## EXERCISE DESCRIPTION
Quote the lines below from the one containing "What text is on this page?" to the final line, both ends included; exclude the pictures.

--- start DATASET ---

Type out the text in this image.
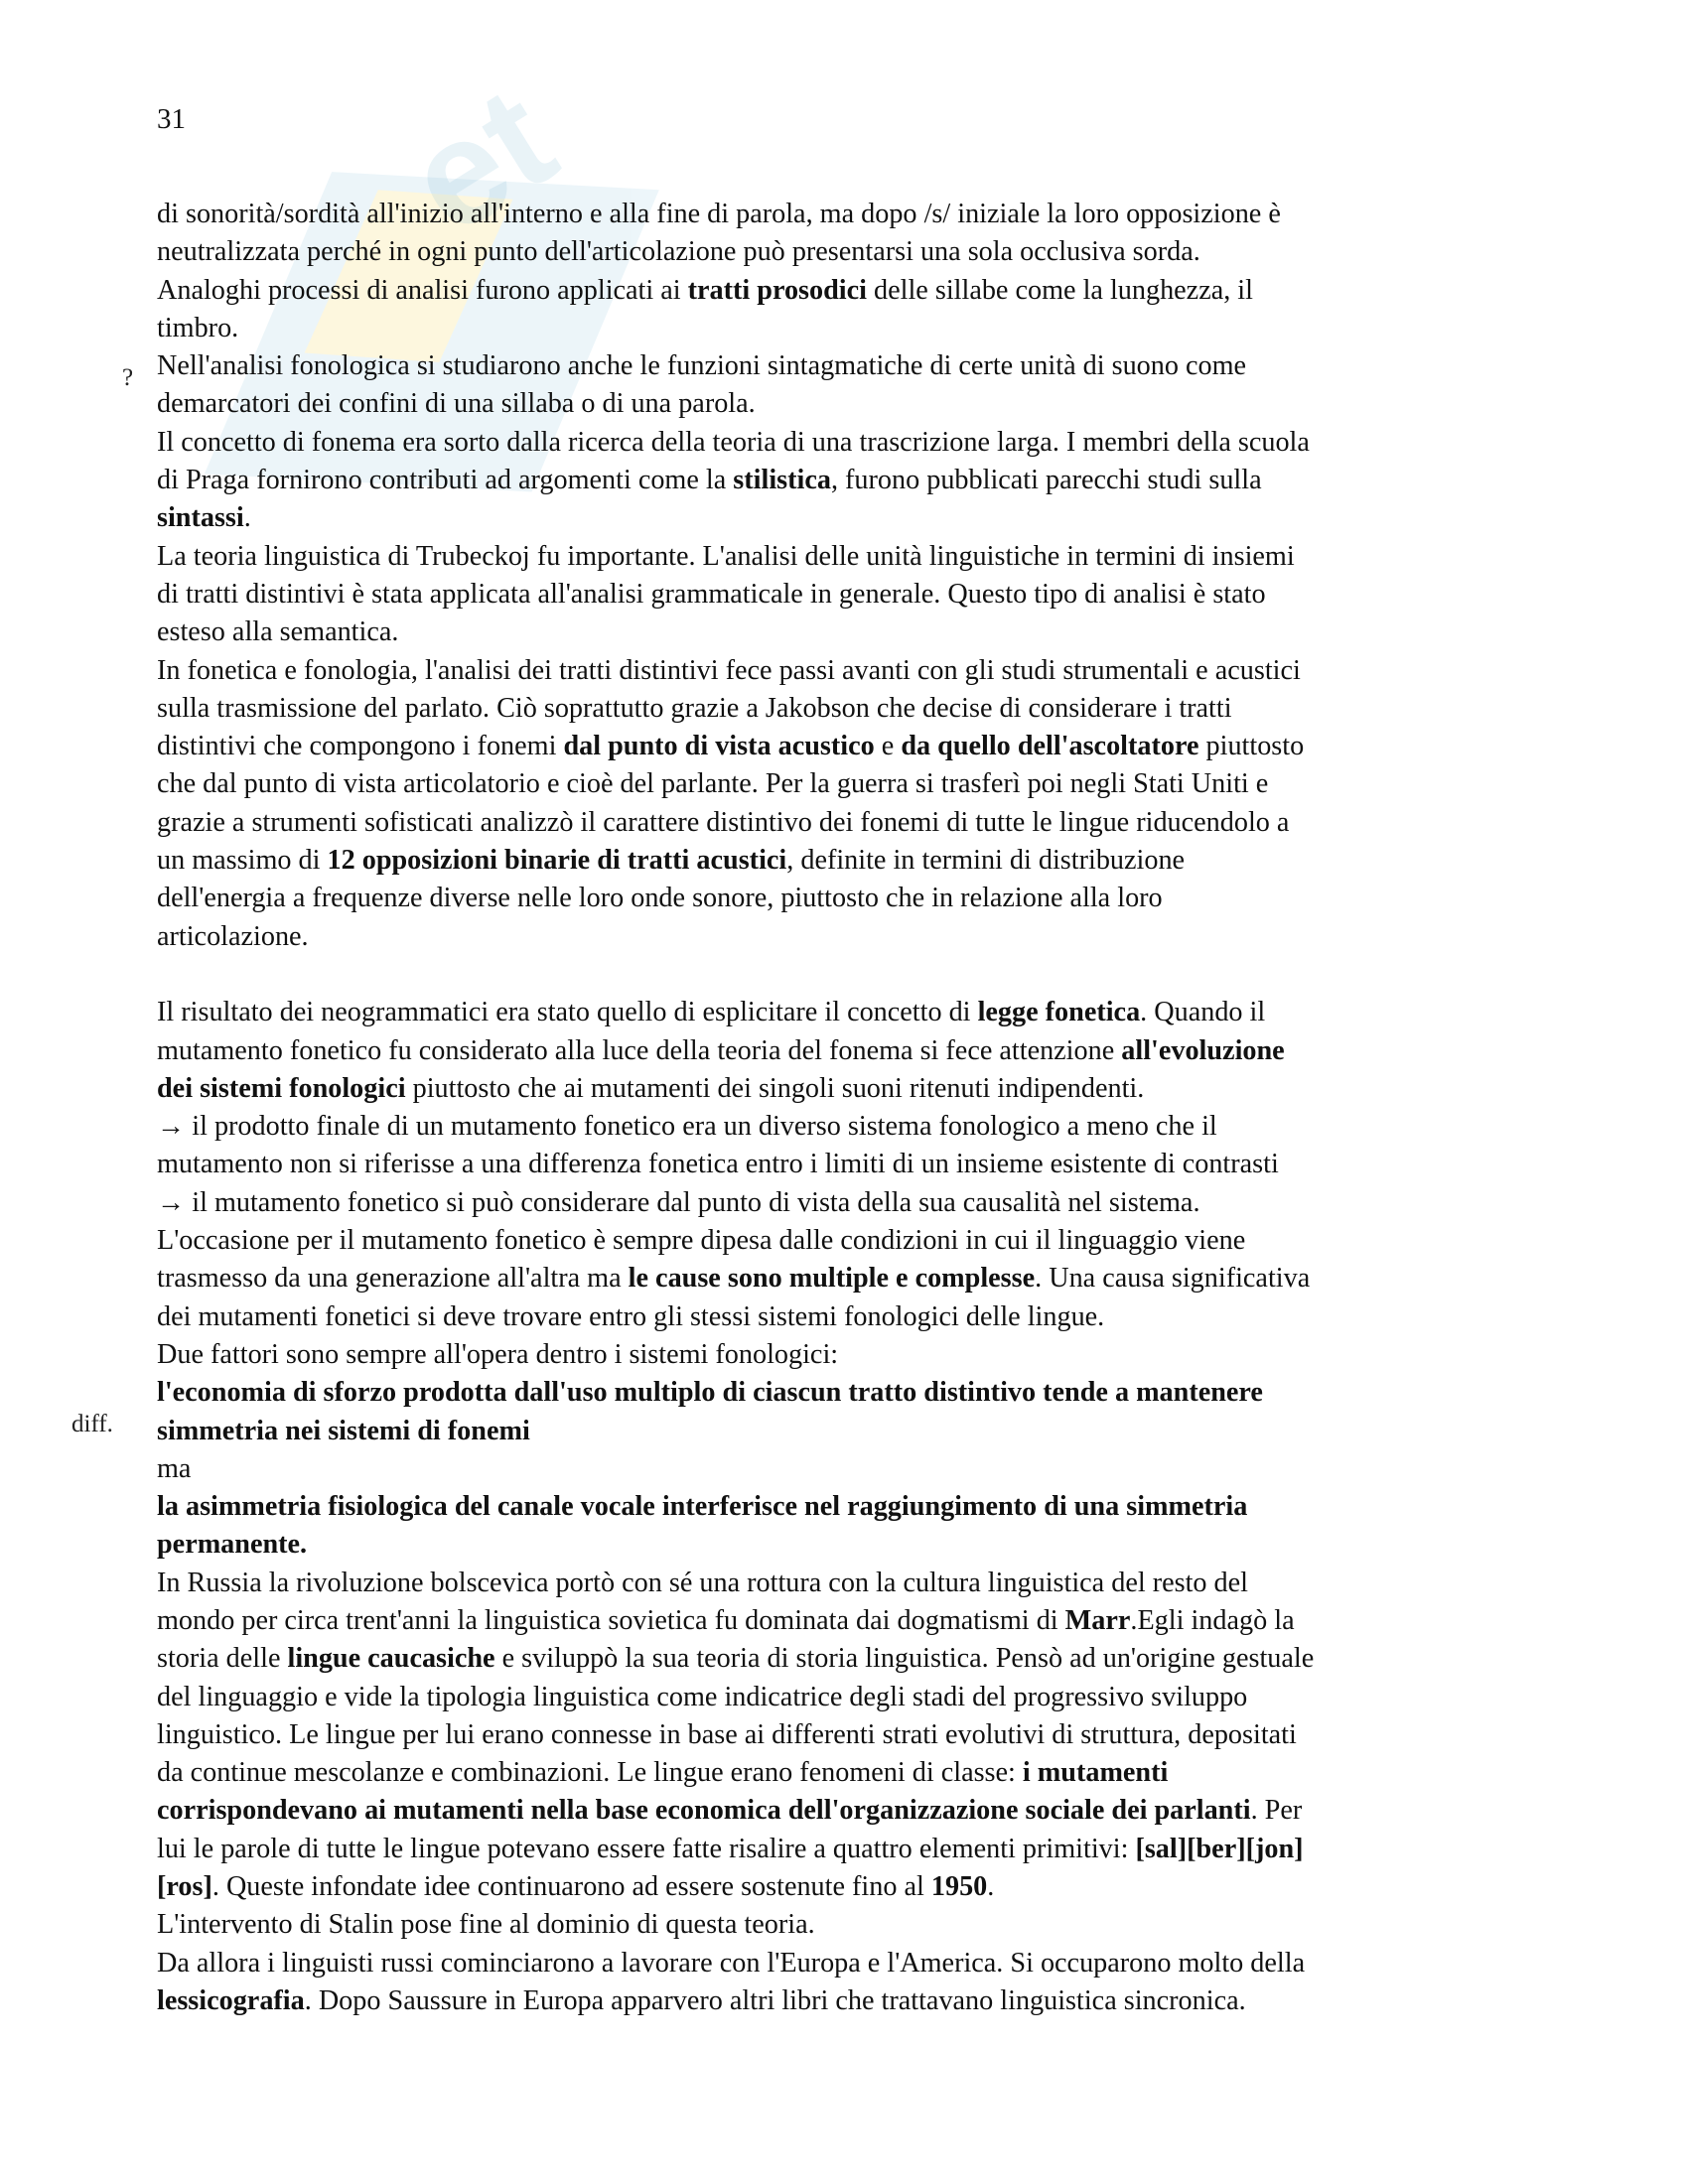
et
31
?
diff.

di sonorità/sordità all'inizio all'interno e alla fine di parola, ma dopo /s/ iniziale la loro opposizione è

neutralizzata perché in ogni punto dell'articolazione può presentarsi una sola occlusiva sorda.

Analoghi processi di analisi furono applicati ai tratti prosodici delle sillabe come la lunghezza, il

timbro.

Nell'analisi fonologica si studiarono anche le funzioni sintagmatiche di certe unità di suono come

demarcatori dei confini di una sillaba o di una parola.

Il concetto di fonema era sorto dalla ricerca della teoria di una trascrizione larga. I membri della scuola

di Praga fornirono contributi ad argomenti come la stilistica, furono pubblicati parecchi studi sulla

sintassi.

La teoria linguistica di Trubeckoj fu importante. L'analisi delle unità linguistiche in termini di insiemi

di tratti distintivi è stata applicata all'analisi grammaticale in generale. Questo tipo di analisi è stato

esteso alla semantica.

In fonetica e fonologia, l'analisi dei tratti distintivi fece passi avanti con gli studi strumentali e acustici

sulla trasmissione del parlato. Ciò soprattutto grazie a Jakobson che decise di considerare i tratti

distintivi che compongono i fonemi dal punto di vista acustico e da quello dell'ascoltatore piuttosto

che dal punto di vista articolatorio e cioè del parlante. Per la guerra si trasferì poi negli Stati Uniti e

grazie a strumenti sofisticati analizzò il carattere distintivo dei fonemi di tutte le lingue riducendolo a

un massimo di 12 opposizioni binarie di tratti acustici, definite in termini di distribuzione

dell'energia a frequenze diverse nelle loro onde sonore, piuttosto che in relazione alla loro

articolazione.

Il risultato dei neogrammatici era stato quello di esplicitare il concetto di legge fonetica. Quando il

mutamento fonetico fu considerato alla luce della teoria del fonema si fece attenzione all'evoluzione

dei sistemi fonologici piuttosto che ai mutamenti dei singoli suoni ritenuti indipendenti.

→ il prodotto finale di un mutamento fonetico era un diverso sistema fonologico a meno che il

mutamento non si riferisse a una differenza fonetica entro i limiti di un insieme esistente di contrasti

→ il mutamento fonetico si può considerare dal punto di vista della sua causalità nel sistema.

L'occasione per il mutamento fonetico è sempre dipesa dalle condizioni in cui il linguaggio viene

trasmesso da una generazione all'altra ma le cause sono multiple e complesse. Una causa significativa

dei mutamenti fonetici si deve trovare entro gli stessi sistemi fonologici delle lingue.

Due fattori sono sempre all'opera dentro i sistemi fonologici:

l'economia di sforzo prodotta dall'uso multiplo di ciascun tratto distintivo tende a mantenere

simmetria nei sistemi di fonemi

ma

la asimmetria fisiologica del canale vocale interferisce nel raggiungimento di una simmetria

permanente.

In Russia la rivoluzione bolscevica portò con sé una rottura con la cultura linguistica del resto del

mondo per circa trent'anni la linguistica sovietica fu dominata dai dogmatismi di Marr.Egli indagò la

storia delle lingue caucasiche e sviluppò la sua teoria di storia linguistica. Pensò ad un'origine gestuale

del linguaggio e vide la tipologia linguistica come indicatrice degli stadi del progressivo sviluppo

linguistico. Le lingue per lui erano connesse in base ai differenti strati evolutivi di struttura, depositati

da continue mescolanze e combinazioni. Le lingue erano fenomeni di classe: i mutamenti

corrispondevano ai mutamenti nella base economica dell'organizzazione sociale dei parlanti. Per

lui le parole di tutte le lingue potevano essere fatte risalire a quattro elementi primitivi: [sal][ber][jon]

[ros]. Queste infondate idee continuarono ad essere sostenute fino al 1950.

L'intervento di Stalin pose fine al dominio di questa teoria.

Da allora i linguisti russi cominciarono a lavorare con l'Europa e l'America. Si occuparono molto della

lessicografia. Dopo Saussure in Europa apparvero altri libri che trattavano linguistica sincronica.
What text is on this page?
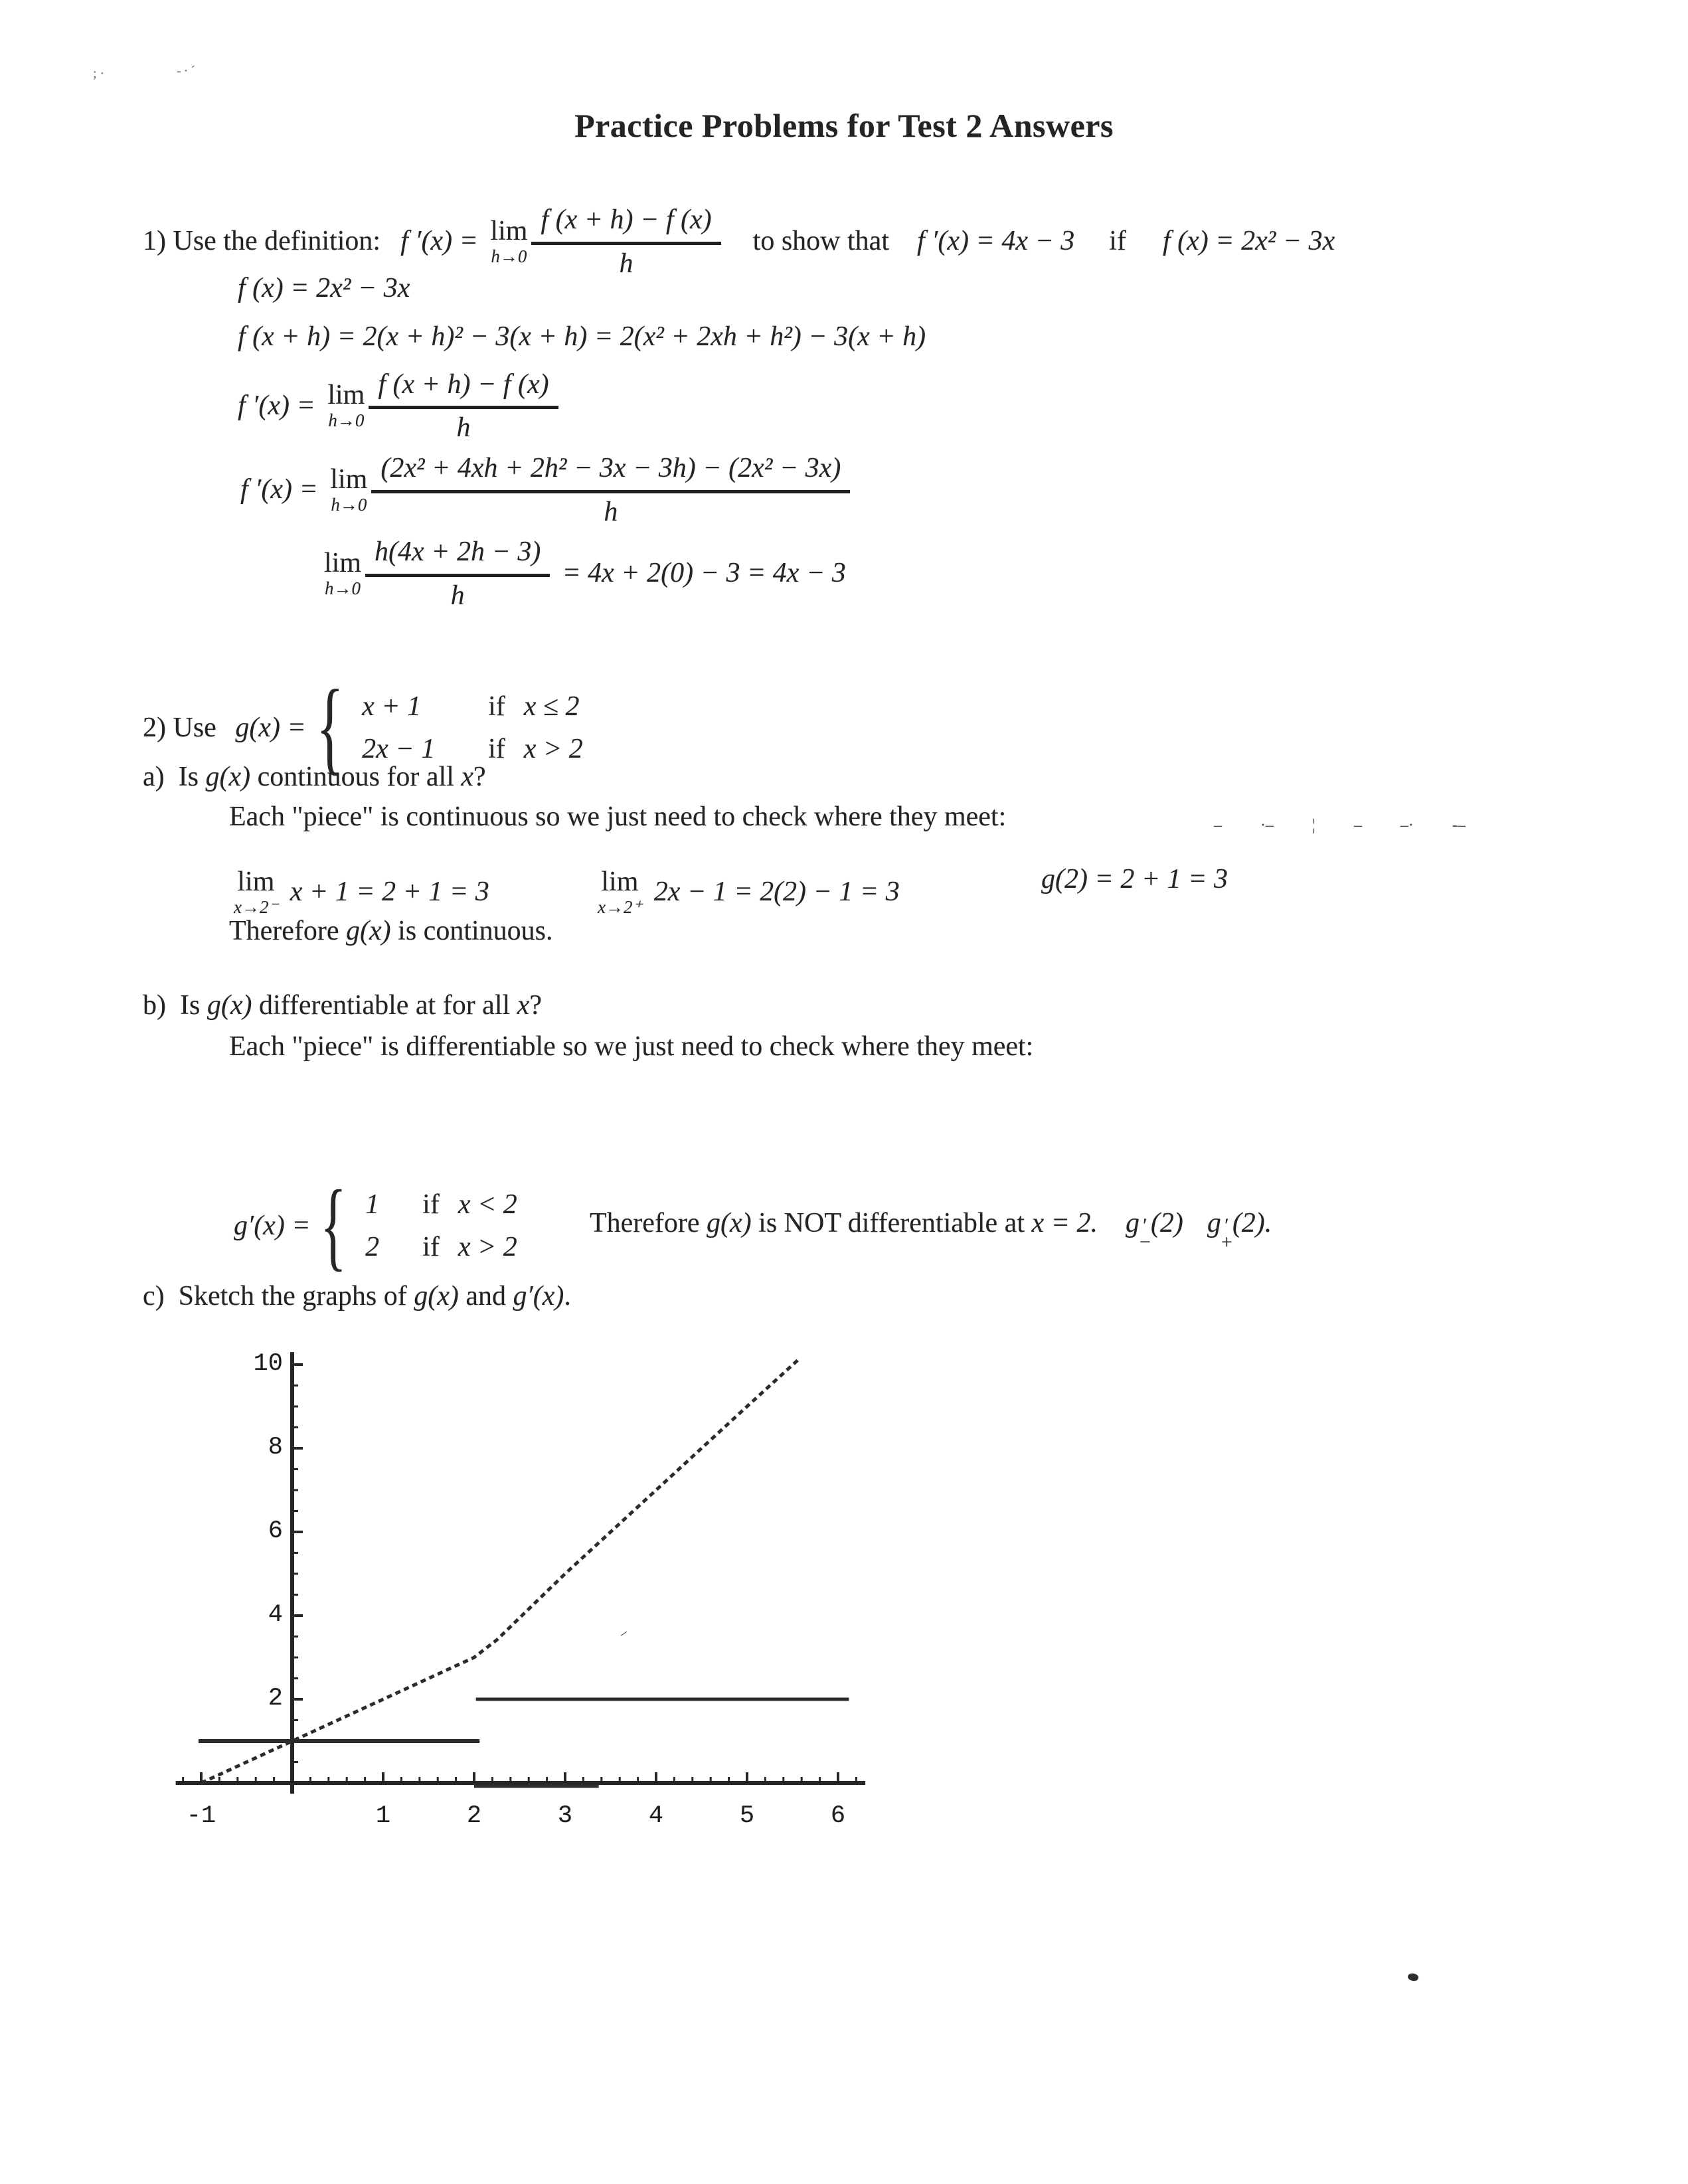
;·	-·´
Practice Problems for Test 2 Answers
1) Use the definition: f ′(x) = lim
$h\to 0 \frac{f (x + h) - f (x)}{h}$ to show that f ′(x) = 4x − 3 if f (x) = 2x² − 3x
f (x) = 2x² − 3x
f (x + h) = 2(x + h)² − 3(x + h) = 2(x² + 2xh + h²) − 3(x + h)
f ′(x) = lim
$h\to 0 \frac{f (x + h) - f (x)}{h}$
f ′(x) = lim
$h\to 0 \frac{\text{(2x² + 4xh + 2h² − 3x − 3h) − (2x² − 3x)}}{h}$
lim
$h\to 0 \frac{h(4x + 2h - 3)}{h} = 4x + 2(0) - 3 = 4x - 3$
2) Use g(x) = { x + 1	if x ≤ 2
2x − 1	if x > 2
a)  Is g(x) continuous for all x ?
Each "piece" is continuous so we just need to check where they meet:	– ·– ¦ – –· -–
lim
x→2⁻ x + 1 = 2 + 1 = 3	lim
x→2⁺ 2x − 1 = 2(2) − 1 = 3	g(2) = 2 + 1 = 3
Therefore g(x) is continuous.
b)  Is g(x) differentiable at for all x ?
Each "piece" is differentiable so we just need to check where they meet:
g′(x) = { 1	if x < 2
2	if x > 2
Therefore g(x) is NOT differentiable at x = 2. g ′
−
(2) g ′
+
(2).
c)  Sketch the graphs of g(x) and g′(x) .
-1	1	2	3	4	5	6
2
4
6
8
10
–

--- end DATASET ---

## EXERCISE OUTPUT
What text is on this page?
;·	-·´
Practice Problems for Test 2 Answers
1) Use the definition: f ′(x) = lim
$h\to 0 \frac{f (x + h) - f (x)}{h}$ to show that f ′(x) = 4x − 3 if f (x) = 2x² − 3x
f (x) = 2x² − 3x
f (x + h) = 2(x + h)² − 3(x + h) = 2(x² + 2xh + h²) − 3(x + h)
f ′(x) = lim
$h\to 0 \frac{f (x + h) - f (x)}{h}$
f ′(x) = lim
$h\to 0 \frac{\text{(2x² + 4xh + 2h² − 3x − 3h) − (2x² − 3x)}}{h}$
lim
$h\to 0 \frac{h(4x + 2h - 3)}{h} = 4x + 2(0) - 3 = 4x - 3$
2) Use g(x) = { x + 1	if x ≤ 2
2x − 1	if x > 2
a)  Is g(x) continuous for all x ?
Each "piece" is continuous so we just need to check where they meet:	– ·– ¦ – –· -–
lim
x→2⁻ x + 1 = 2 + 1 = 3	lim
x→2⁺ 2x − 1 = 2(2) − 1 = 3	g(2) = 2 + 1 = 3
Therefore g(x) is continuous.
b)  Is g(x) differentiable at for all x ?
Each "piece" is differentiable so we just need to check where they meet:
g′(x) = { 1	if x < 2
2	if x > 2
Therefore g(x) is NOT differentiable at x = 2. g ′
−
(2) g ′
+
(2).
c)  Sketch the graphs of g(x) and g′(x) .
-1	1	2	3	4	5	6
2
4
6
8
10
–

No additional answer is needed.